# [Goal]
Print every line of the listing exactly, please.

# [The data]
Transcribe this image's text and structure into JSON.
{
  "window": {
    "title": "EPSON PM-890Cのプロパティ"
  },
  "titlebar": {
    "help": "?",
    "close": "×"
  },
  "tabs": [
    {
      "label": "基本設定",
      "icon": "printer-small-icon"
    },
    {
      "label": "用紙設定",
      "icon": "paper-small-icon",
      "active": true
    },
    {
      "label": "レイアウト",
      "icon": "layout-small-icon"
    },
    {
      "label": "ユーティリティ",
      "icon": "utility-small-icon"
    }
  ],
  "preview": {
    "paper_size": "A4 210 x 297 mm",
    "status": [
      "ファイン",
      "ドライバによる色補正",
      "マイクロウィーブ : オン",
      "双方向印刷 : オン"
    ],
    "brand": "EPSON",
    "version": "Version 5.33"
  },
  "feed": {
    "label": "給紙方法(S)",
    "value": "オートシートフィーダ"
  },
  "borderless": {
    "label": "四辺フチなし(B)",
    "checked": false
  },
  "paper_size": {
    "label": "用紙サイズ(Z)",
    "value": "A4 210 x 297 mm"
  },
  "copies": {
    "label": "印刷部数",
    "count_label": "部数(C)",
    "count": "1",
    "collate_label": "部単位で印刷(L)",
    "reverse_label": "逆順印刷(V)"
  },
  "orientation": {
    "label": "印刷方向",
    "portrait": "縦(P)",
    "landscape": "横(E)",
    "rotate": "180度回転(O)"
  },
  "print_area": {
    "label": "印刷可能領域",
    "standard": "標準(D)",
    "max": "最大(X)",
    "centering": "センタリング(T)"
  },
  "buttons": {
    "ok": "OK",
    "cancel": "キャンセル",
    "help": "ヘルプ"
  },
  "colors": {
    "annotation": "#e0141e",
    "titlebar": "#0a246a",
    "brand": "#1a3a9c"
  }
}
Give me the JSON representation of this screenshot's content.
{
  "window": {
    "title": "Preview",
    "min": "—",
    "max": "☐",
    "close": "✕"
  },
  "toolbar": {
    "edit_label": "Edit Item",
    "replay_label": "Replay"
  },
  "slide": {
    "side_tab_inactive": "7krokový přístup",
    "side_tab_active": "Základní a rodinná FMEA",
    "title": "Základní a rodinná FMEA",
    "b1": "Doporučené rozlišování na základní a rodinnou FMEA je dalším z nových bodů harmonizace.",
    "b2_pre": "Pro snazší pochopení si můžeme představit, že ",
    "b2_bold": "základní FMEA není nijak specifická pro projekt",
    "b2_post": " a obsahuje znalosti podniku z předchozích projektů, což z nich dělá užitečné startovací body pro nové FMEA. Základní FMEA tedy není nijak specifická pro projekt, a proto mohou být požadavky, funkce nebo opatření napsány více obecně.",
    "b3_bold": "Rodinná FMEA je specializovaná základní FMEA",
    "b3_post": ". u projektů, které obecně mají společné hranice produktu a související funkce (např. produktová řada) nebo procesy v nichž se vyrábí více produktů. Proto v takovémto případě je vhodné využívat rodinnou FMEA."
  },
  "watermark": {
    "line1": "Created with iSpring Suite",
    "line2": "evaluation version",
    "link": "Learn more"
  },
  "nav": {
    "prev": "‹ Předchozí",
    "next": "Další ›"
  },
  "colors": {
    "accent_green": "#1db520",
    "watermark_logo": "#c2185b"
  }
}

# [Complete answer]
Transcribe this image's text and structure into JSON.
{
  "window": {
    "title": "EPSON PM-890Cのプロパティ"
  },
  "titlebar": {
    "help": "?",
    "close": "×"
  },
  "tabs": [
    {
      "label": "基本設定",
      "icon": "printer-small-icon"
    },
    {
      "label": "用紙設定",
      "icon": "paper-small-icon",
      "active": true
    },
    {
      "label": "レイアウト",
      "icon": "layout-small-icon"
    },
    {
      "label": "ユーティリティ",
      "icon": "utility-small-icon"
    }
  ],
  "preview": {
    "paper_size": "A4 210 x 297 mm",
    "status": [
      "ファイン",
      "ドライバによる色補正",
      "マイクロウィーブ : オン",
      "双方向印刷 : オン"
    ],
    "brand": "EPSON",
    "version": "Version 5.33"
  },
  "feed": {
    "label": "給紙方法(S)",
    "value": "オートシートフィーダ"
  },
  "borderless": {
    "label": "四辺フチなし(B)",
    "checked": false
  },
  "paper_size": {
    "label": "用紙サイズ(Z)",
    "value": "A4 210 x 297 mm"
  },
  "copies": {
    "label": "印刷部数",
    "count_label": "部数(C)",
    "count": "1",
    "collate_label": "部単位で印刷(L)",
    "reverse_label": "逆順印刷(V)"
  },
  "orientation": {
    "label": "印刷方向",
    "portrait": "縦(P)",
    "landscape": "横(E)",
    "rotate": "180度回転(O)"
  },
  "print_area": {
    "label": "印刷可能領域",
    "standard": "標準(D)",
    "max": "最大(X)",
    "centering": "センタリング(T)"
  },
  "buttons": {
    "ok": "OK",
    "cancel": "キャンセル",
    "help": "ヘルプ"
  },
  "colors": {
    "annotation": "#e0141e",
    "titlebar": "#0a246a",
    "brand": "#1a3a9c"
  }
}
Give me the JSON representation of this screenshot's content.
{
  "window": {
    "title": "Preview",
    "min": "—",
    "max": "☐",
    "close": "✕"
  },
  "toolbar": {
    "edit_label": "Edit Item",
    "replay_label": "Replay"
  },
  "slide": {
    "side_tab_inactive": "7krokový přístup",
    "side_tab_active": "Základní a rodinná FMEA",
    "title": "Základní a rodinná FMEA",
    "b1": "Doporučené rozlišování na základní a rodinnou FMEA je dalším z nových bodů harmonizace.",
    "b2_pre": "Pro snazší pochopení si můžeme představit, že ",
    "b2_bold": "základní FMEA není nijak specifická pro projekt",
    "b2_post": " a obsahuje znalosti podniku z předchozích projektů, což z nich dělá užitečné startovací body pro nové FMEA. Základní FMEA tedy není nijak specifická pro projekt, a proto mohou být požadavky, funkce nebo opatření napsány více obecně.",
    "b3_bold": "Rodinná FMEA je specializovaná základní FMEA",
    "b3_post": ". u projektů, které obecně mají společné hranice produktu a související funkce (např. produktová řada) nebo procesy v nichž se vyrábí více produktů. Proto v takovémto případě je vhodné využívat rodinnou FMEA."
  },
  "watermark": {
    "line1": "Created with iSpring Suite",
    "line2": "evaluation version",
    "link": "Learn more"
  },
  "nav": {
    "prev": "‹ Předchozí",
    "next": "Další ›"
  },
  "colors": {
    "accent_green": "#1db520",
    "watermark_logo": "#c2185b"
  }
}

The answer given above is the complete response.